(Lines of data)
────────────────

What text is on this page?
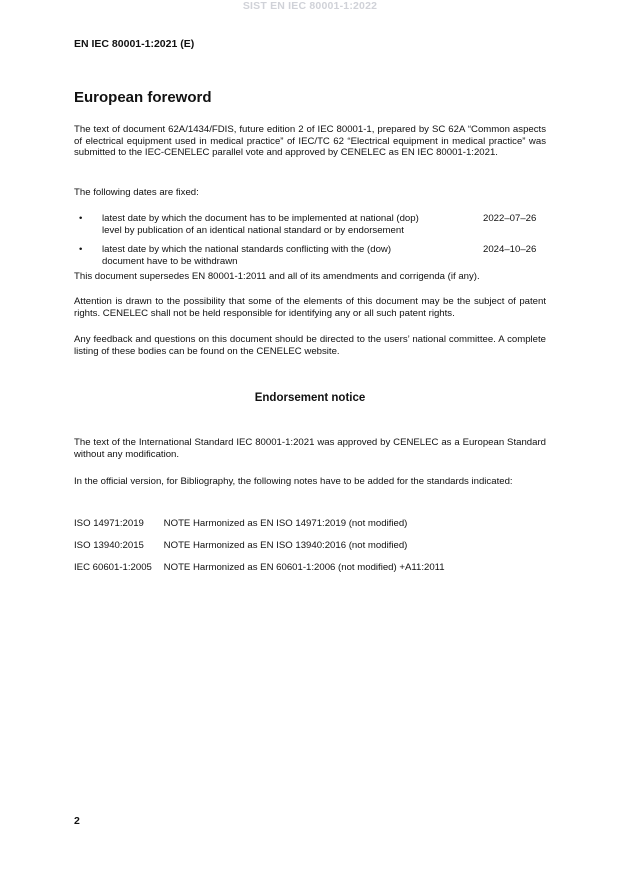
SIST EN IEC 80001-1:2022
EN IEC 80001-1:2021 (E)
European foreword
The text of document 62A/1434/FDIS, future edition 2 of IEC 80001-1, prepared by SC 62A “Common aspects of electrical equipment used in medical practice” of IEC/TC 62 “Electrical equipment in medical practice” was submitted to the IEC-CENELEC parallel vote and approved by CENELEC as EN IEC 80001-1:2021.
The following dates are fixed:
• latest date by which the document has to be implemented at national (dop)
level by publication of an identical national standard or by endorsement
2022–07–26
• latest date by which the national standards conflicting with the (dow)
document have to be withdrawn
2024–10–26
This document supersedes EN 80001-1:2011 and all of its amendments and corrigenda (if any).
Attention is drawn to the possibility that some of the elements of this document may be the subject of patent rights. CENELEC shall not be held responsible for identifying any or all such patent rights.
Any feedback and questions on this document should be directed to the users’ national committee. A complete listing of these bodies can be found on the CENELEC website.
Endorsement notice
The text of the International Standard IEC 80001-1:2021 was approved by CENELEC as a European Standard without any modification.
In the official version, for Bibliography, the following notes have to be added for the standards indicated:
ISO 14971:2019 NOTE Harmonized as EN ISO 14971:2019 (not modified)
ISO 13940:2015 NOTE Harmonized as EN ISO 13940:2016 (not modified)
IEC 60601-1:2005 NOTE Harmonized as EN 60601-1:2006 (not modified) +A11:2011
2
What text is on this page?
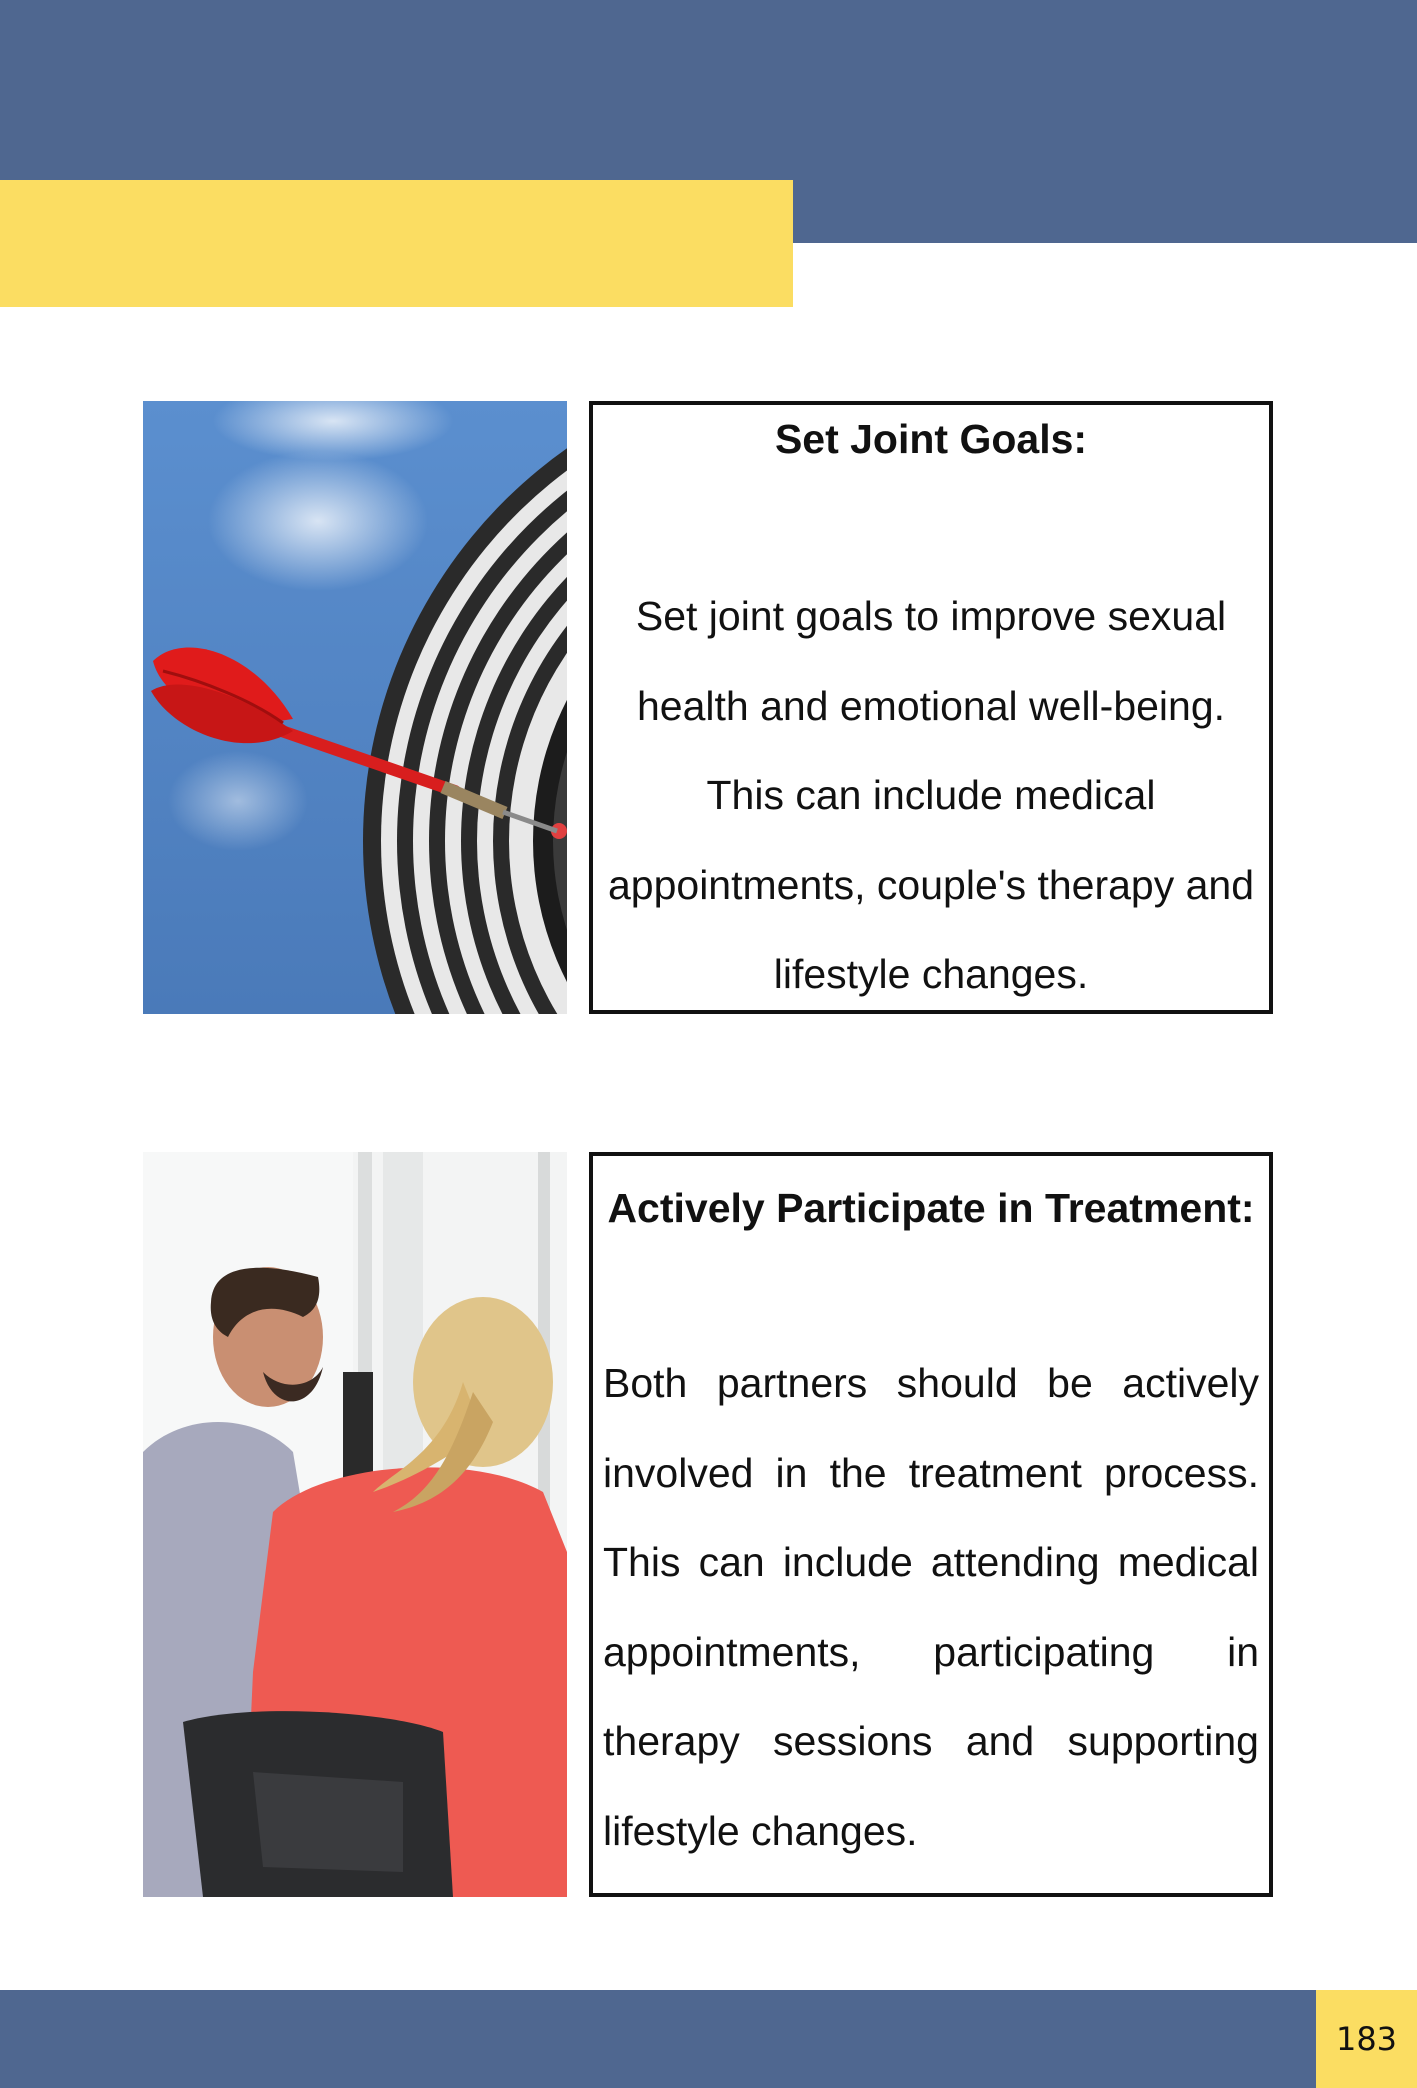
Set Joint Goals:

Set joint goals to improve sexual health and emotional well-being. This can include medical appointments, couple's therapy and lifestyle changes.

Actively Participate in Treatment:

Both partners should be actively involved in the treatment process. This can include attending medical appointments, participating in therapy sessions and supporting lifestyle changes.

183
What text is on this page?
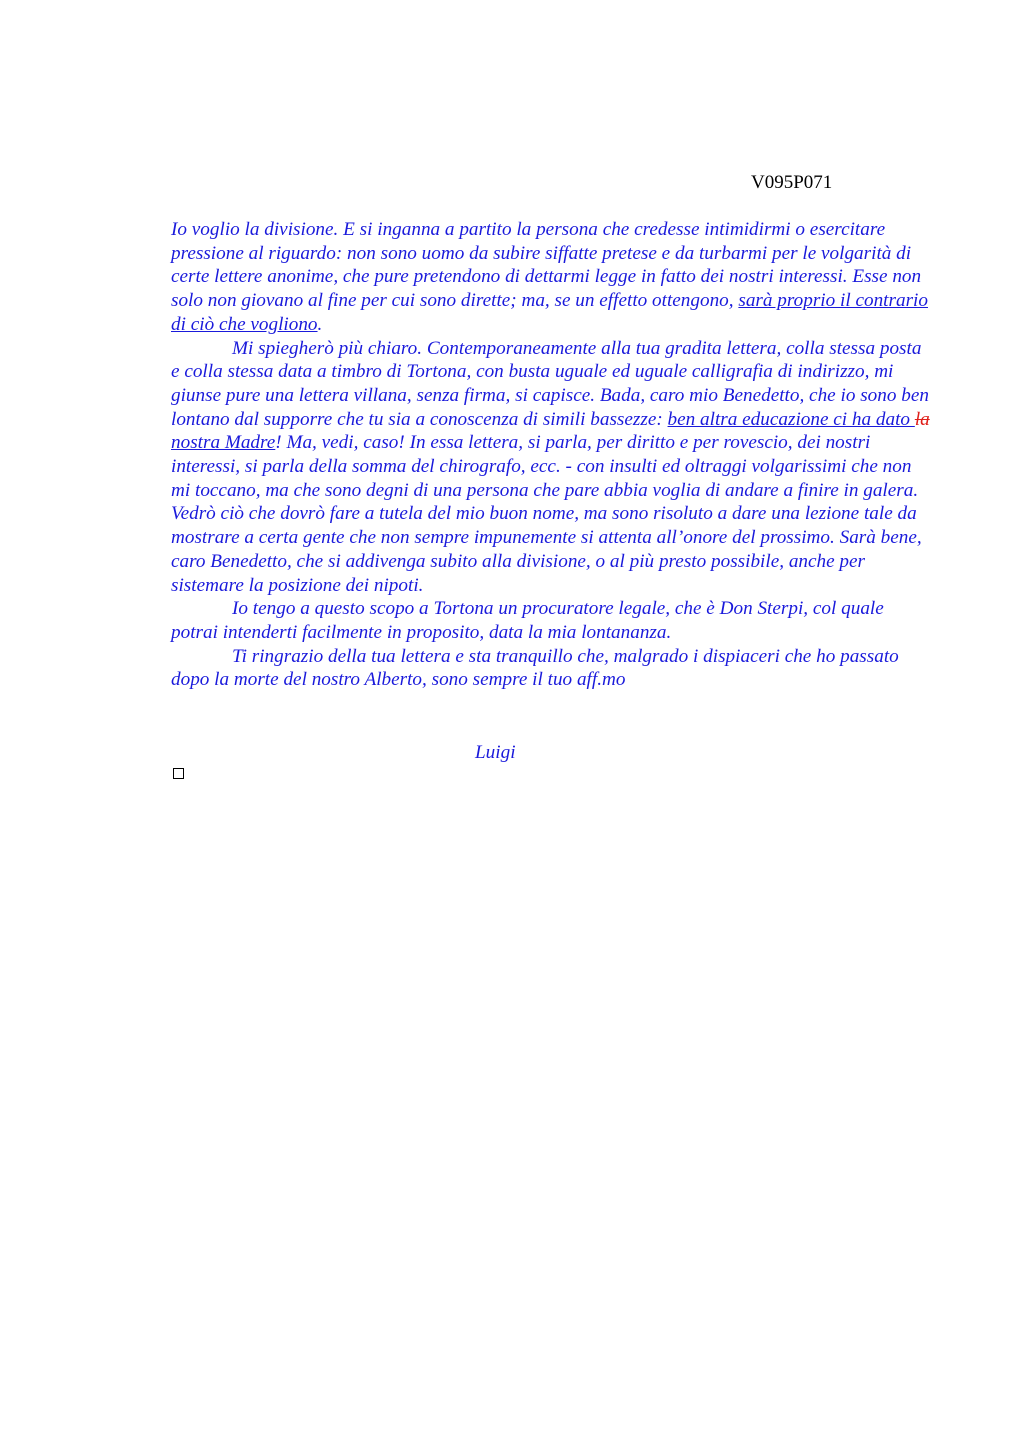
V095P071

Io voglio la divisione. E si inganna a partito la persona che credesse intimidirmi o esercitare pressione al riguardo: non sono uomo da subire siffatte pretese e da turbarmi per le volgarità di certe lettere anonime, che pure pretendono di dettarmi legge in fatto dei nostri interessi. Esse non solo non giovano al fine per cui sono dirette; ma, se un effetto ottengono, sarà proprio il contrario di ciò che vogliono.

Mi spiegherò più chiaro. Contemporaneamente alla tua gradita lettera, colla stessa posta e colla stessa data a timbro di Tortona, con busta uguale ed uguale calligrafia di indirizzo, mi giunse pure una lettera villana, senza firma, si capisce. Bada, caro mio Benedetto, che io sono ben lontano dal supporre che tu sia a conoscenza di simili bassezze: ben altra educazione ci ha dato la nostra Madre! Ma, vedi, caso! In essa lettera, si parla, per diritto e per rovescio, dei nostri interessi, si parla della somma del chirografo, ecc. - con insulti ed oltraggi volgarissimi che non mi toccano, ma che sono degni di una persona che pare abbia voglia di andare a finire in galera. Vedrò ciò che dovrò fare a tutela del mio buon nome, ma sono risoluto a dare una lezione tale da mostrare a certa gente che non sempre impunemente si attenta all’onore del prossimo. Sarà bene, caro Benedetto, che si addivenga subito alla divisione, o al più presto possibile, anche per sistemare la posizione dei nipoti.

Io tengo a questo scopo a Tortona un procuratore legale, che è Don Sterpi, col quale potrai intenderti facilmente in proposito, data la mia lontananza.

Ti ringrazio della tua lettera e sta tranquillo che, malgrado i dispiaceri che ho passato dopo la morte del nostro Alberto, sono sempre il tuo aff.mo

Luigi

────────────────

◆ Exercise details: Your task is to transcribe all of the records precisely, with no images included.

◆ The answer:
What text is on this page?
SIST EN IEC 80001-1:2022
EN IEC 80001-1:2021 (E)
European foreword
The text of document 62A/1434/FDIS, future edition 2 of IEC 80001-1, prepared by SC 62A “Common aspects of electrical equipment used in medical practice” of IEC/TC 62 “Electrical equipment in medical practice” was submitted to the IEC-CENELEC parallel vote and approved by CENELEC as EN IEC 80001-1:2021.
The following dates are fixed:
• latest date by which the document has to be implemented at national (dop)
level by publication of an identical national standard or by endorsement
2022–07–26
• latest date by which the national standards conflicting with the (dow)
document have to be withdrawn
2024–10–26
This document supersedes EN 80001-1:2011 and all of its amendments and corrigenda (if any).
Attention is drawn to the possibility that some of the elements of this document may be the subject of patent rights. CENELEC shall not be held responsible for identifying any or all such patent rights.
Any feedback and questions on this document should be directed to the users’ national committee. A complete listing of these bodies can be found on the CENELEC website.
Endorsement notice
The text of the International Standard IEC 80001-1:2021 was approved by CENELEC as a European Standard without any modification.
In the official version, for Bibliography, the following notes have to be added for the standards indicated:
ISO 14971:2019 NOTE Harmonized as EN ISO 14971:2019 (not modified)
ISO 13940:2015 NOTE Harmonized as EN ISO 13940:2016 (not modified)
IEC 60601-1:2005 NOTE Harmonized as EN 60601-1:2006 (not modified) +A11:2011
2
What text is on this page?
Set Joint Goals:

Set joint goals to improve sexual health and emotional well-being. This can include medical appointments, couple's therapy and lifestyle changes.

Actively Participate in Treatment:

Both partners should be actively involved in the treatment process. This can include attending medical appointments, participating in therapy sessions and supporting lifestyle changes.

183
What text is on this page?
V095P071

Io voglio la divisione. E si inganna a partito la persona che credesse intimidirmi o esercitare pressione al riguardo: non sono uomo da subire siffatte pretese e da turbarmi per le volgarità di certe lettere anonime, che pure pretendono di dettarmi legge in fatto dei nostri interessi. Esse non solo non giovano al fine per cui sono dirette; ma, se un effetto ottengono, sarà proprio il contrario di ciò che vogliono.

Mi spiegherò più chiaro. Contemporaneamente alla tua gradita lettera, colla stessa posta e colla stessa data a timbro di Tortona, con busta uguale ed uguale calligrafia di indirizzo, mi giunse pure una lettera villana, senza firma, si capisce. Bada, caro mio Benedetto, che io sono ben lontano dal supporre che tu sia a conoscenza di simili bassezze: ben altra educazione ci ha dato la nostra Madre! Ma, vedi, caso! In essa lettera, si parla, per diritto e per rovescio, dei nostri interessi, si parla della somma del chirografo, ecc. - con insulti ed oltraggi volgarissimi che non mi toccano, ma che sono degni di una persona che pare abbia voglia di andare a finire in galera. Vedrò ciò che dovrò fare a tutela del mio buon nome, ma sono risoluto a dare una lezione tale da mostrare a certa gente che non sempre impunemente si attenta all’onore del prossimo. Sarà bene, caro Benedetto, che si addivenga subito alla divisione, o al più presto possibile, anche per sistemare la posizione dei nipoti.

Io tengo a questo scopo a Tortona un procuratore legale, che è Don Sterpi, col quale potrai intenderti facilmente in proposito, data la mia lontananza.

Ti ringrazio della tua lettera e sta tranquillo che, malgrado i dispiaceri che ho passato dopo la morte del nostro Alberto, sono sempre il tuo aff.mo

Luigi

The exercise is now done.